╭─ Entries
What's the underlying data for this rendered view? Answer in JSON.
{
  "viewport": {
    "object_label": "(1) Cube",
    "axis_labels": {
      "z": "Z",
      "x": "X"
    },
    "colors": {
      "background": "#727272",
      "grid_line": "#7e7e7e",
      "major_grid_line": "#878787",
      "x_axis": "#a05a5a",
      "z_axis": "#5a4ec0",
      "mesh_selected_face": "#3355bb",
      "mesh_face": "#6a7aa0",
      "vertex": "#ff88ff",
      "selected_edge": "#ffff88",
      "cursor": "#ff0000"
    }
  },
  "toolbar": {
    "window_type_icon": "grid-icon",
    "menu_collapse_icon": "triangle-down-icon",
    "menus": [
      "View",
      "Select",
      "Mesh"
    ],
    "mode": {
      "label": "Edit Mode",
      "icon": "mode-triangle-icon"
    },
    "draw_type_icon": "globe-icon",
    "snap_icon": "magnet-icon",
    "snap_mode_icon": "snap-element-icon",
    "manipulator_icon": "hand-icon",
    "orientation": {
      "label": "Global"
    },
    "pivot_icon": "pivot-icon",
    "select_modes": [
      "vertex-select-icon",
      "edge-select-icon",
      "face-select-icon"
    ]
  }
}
╰─
╭─ Entries
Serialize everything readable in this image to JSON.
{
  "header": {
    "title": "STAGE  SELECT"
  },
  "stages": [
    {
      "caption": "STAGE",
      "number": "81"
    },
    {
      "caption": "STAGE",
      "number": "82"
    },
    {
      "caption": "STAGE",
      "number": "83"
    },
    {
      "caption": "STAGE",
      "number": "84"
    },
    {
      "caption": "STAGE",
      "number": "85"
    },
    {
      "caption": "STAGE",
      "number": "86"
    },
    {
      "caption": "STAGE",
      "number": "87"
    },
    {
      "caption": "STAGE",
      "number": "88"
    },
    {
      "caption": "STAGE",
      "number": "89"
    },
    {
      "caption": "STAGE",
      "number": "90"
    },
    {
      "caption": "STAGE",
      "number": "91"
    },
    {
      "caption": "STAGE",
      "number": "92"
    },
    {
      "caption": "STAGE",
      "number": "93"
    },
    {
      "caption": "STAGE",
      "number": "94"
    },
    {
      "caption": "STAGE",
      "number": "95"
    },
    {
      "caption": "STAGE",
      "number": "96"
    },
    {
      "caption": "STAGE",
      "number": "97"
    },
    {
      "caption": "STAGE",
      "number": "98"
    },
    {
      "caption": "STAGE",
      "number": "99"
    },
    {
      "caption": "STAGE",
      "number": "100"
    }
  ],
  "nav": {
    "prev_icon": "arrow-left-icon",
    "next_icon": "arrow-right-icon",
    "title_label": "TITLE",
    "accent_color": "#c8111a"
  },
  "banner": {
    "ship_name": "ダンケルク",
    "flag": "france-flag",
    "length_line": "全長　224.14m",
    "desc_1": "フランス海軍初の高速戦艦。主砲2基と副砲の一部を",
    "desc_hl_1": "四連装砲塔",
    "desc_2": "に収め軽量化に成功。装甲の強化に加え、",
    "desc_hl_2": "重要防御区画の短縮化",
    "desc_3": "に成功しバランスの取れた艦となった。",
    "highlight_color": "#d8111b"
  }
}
╰─
╭─ Entries
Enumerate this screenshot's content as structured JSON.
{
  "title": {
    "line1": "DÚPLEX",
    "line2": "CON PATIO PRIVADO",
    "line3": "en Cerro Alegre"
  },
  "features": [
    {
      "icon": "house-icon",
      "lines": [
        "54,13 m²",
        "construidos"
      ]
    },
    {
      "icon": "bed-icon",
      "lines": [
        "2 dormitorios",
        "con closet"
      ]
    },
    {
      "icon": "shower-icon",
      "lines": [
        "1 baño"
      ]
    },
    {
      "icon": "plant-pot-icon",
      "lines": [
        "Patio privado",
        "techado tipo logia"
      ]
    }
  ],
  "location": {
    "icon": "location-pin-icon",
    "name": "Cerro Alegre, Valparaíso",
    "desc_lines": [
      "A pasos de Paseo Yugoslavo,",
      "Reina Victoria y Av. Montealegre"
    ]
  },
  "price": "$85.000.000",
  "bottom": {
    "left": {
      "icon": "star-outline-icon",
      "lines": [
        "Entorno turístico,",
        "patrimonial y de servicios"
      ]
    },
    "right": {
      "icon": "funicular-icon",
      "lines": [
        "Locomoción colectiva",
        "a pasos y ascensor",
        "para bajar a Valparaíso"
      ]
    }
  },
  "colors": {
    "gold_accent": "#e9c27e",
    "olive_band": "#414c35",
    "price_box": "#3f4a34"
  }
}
╰─
• [Job]
Which lines in the records above contain the string "triangle"? Copy each one.

• [Result for this task]
    "menu_collapse_icon": "triangle-down-icon",
      "icon": "mode-triangle-icon"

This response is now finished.